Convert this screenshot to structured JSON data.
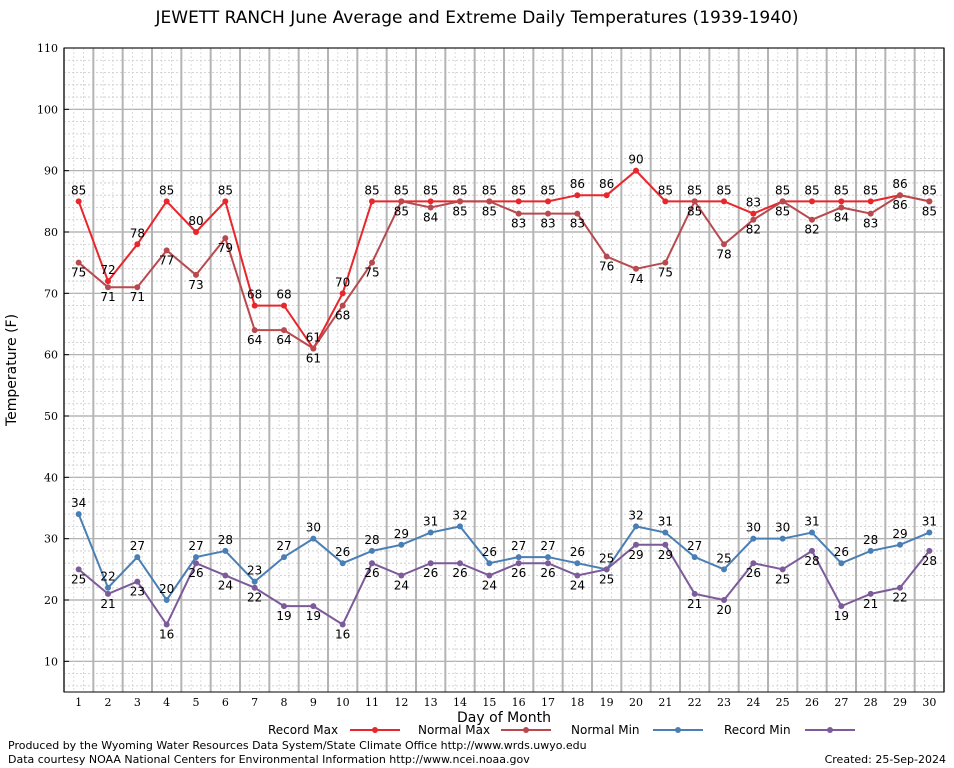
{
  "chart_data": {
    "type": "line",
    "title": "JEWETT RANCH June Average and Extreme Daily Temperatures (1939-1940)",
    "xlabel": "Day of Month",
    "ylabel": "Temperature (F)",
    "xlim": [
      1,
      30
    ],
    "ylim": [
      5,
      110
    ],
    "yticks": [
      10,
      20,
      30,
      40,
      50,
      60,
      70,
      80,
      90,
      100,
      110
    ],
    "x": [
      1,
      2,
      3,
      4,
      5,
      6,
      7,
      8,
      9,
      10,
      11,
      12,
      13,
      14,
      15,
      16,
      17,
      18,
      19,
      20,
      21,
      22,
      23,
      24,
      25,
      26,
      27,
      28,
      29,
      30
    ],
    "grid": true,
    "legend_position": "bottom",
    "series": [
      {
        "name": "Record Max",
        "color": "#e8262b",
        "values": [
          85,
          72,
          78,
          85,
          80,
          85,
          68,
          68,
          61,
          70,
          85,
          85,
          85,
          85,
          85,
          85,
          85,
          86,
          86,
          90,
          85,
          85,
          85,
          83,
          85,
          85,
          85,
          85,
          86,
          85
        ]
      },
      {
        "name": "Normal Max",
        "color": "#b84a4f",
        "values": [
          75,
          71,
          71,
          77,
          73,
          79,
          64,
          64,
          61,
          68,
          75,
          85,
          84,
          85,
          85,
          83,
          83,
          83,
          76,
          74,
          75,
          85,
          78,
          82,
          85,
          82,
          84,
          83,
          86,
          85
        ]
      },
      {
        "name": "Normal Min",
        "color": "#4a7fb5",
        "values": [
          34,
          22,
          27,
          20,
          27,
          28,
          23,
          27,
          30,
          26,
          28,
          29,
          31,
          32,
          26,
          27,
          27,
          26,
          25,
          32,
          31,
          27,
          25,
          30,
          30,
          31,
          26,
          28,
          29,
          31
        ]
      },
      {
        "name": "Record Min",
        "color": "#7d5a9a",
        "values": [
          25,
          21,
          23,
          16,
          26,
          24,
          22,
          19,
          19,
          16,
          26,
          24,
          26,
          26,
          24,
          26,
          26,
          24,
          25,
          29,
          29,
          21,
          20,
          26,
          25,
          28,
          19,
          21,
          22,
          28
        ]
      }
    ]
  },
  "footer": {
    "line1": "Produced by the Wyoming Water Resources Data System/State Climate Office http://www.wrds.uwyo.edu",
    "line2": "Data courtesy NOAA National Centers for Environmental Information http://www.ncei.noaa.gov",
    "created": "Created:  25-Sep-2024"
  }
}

━━━━━━━━━━━━━━━━━━━━

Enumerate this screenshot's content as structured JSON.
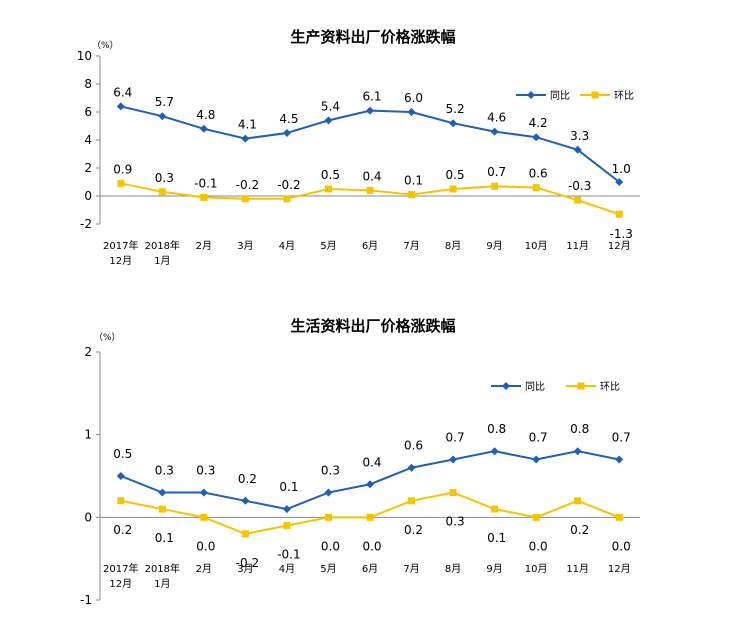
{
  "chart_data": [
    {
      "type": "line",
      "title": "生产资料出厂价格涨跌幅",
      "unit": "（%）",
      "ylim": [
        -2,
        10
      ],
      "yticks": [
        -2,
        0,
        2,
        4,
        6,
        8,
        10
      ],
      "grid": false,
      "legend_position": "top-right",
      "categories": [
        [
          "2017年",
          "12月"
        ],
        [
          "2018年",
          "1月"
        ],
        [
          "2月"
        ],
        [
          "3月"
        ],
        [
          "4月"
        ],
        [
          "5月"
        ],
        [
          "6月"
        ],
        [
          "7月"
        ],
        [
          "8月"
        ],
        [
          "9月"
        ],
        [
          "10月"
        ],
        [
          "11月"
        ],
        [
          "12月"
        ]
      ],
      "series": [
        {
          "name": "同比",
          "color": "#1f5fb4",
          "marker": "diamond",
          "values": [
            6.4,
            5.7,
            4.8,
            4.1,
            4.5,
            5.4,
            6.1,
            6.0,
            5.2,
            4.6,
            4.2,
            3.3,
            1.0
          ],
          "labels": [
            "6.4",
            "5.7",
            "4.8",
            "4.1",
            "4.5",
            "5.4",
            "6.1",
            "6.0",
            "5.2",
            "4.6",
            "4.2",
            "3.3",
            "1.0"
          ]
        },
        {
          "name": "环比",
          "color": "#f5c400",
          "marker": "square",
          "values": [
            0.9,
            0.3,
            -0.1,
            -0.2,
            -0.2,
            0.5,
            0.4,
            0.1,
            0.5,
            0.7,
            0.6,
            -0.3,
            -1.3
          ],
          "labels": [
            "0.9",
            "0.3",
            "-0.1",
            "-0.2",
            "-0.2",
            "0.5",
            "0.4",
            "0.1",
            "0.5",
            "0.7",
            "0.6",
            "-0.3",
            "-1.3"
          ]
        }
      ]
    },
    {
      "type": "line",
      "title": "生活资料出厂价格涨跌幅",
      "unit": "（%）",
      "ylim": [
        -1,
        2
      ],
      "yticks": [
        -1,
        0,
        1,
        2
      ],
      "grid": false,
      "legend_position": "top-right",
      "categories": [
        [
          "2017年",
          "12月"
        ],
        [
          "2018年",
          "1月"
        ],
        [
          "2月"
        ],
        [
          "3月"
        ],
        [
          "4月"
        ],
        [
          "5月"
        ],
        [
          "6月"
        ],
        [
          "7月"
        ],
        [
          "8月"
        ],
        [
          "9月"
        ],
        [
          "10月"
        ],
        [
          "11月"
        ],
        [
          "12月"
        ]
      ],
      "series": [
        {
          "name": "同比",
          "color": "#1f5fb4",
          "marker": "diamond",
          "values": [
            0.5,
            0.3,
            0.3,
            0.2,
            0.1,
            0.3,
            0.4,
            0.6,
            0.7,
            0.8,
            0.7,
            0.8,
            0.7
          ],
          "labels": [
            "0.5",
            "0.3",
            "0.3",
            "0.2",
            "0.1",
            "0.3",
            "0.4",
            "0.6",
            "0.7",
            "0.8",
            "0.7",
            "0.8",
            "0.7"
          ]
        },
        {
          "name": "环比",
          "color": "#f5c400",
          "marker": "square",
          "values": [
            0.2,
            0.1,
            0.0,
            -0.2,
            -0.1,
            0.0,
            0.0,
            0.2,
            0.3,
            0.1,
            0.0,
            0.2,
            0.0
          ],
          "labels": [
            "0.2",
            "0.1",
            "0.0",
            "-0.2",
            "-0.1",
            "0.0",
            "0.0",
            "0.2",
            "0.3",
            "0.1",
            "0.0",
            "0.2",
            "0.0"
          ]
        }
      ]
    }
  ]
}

━━━━━━━━━━━━━━━━━━━━

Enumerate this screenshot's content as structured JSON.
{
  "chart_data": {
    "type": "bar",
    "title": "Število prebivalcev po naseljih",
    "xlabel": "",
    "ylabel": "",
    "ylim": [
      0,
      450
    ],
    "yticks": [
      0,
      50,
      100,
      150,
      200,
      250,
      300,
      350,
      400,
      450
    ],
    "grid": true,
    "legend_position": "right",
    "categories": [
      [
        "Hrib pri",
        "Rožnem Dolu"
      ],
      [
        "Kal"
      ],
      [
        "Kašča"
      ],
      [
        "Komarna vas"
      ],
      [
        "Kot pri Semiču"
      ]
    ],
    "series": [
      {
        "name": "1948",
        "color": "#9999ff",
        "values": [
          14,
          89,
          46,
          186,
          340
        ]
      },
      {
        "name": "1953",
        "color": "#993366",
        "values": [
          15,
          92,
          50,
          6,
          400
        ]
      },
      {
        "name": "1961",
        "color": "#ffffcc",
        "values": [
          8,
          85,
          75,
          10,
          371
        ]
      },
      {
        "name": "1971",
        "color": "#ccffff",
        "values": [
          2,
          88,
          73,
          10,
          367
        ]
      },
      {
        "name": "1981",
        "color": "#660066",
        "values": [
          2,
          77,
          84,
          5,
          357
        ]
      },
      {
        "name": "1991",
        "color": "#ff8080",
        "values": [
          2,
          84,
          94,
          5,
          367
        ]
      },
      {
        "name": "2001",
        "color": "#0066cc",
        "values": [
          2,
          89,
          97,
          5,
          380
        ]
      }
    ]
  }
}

━━━━━━━━━━━━━━━━━━━━

→ **Written request**
Point out every line holding the string "title" and copy it.

→ **Solved exercise**
    "title": "JEWETT RANCH June Average and Extreme Daily Temperatures (1939-1940)",
      "title": "生产资料出厂价格涨跌幅",
      "title": "生活资料出厂价格涨跌幅",
    "title": "Število prebivalcev po naseljih",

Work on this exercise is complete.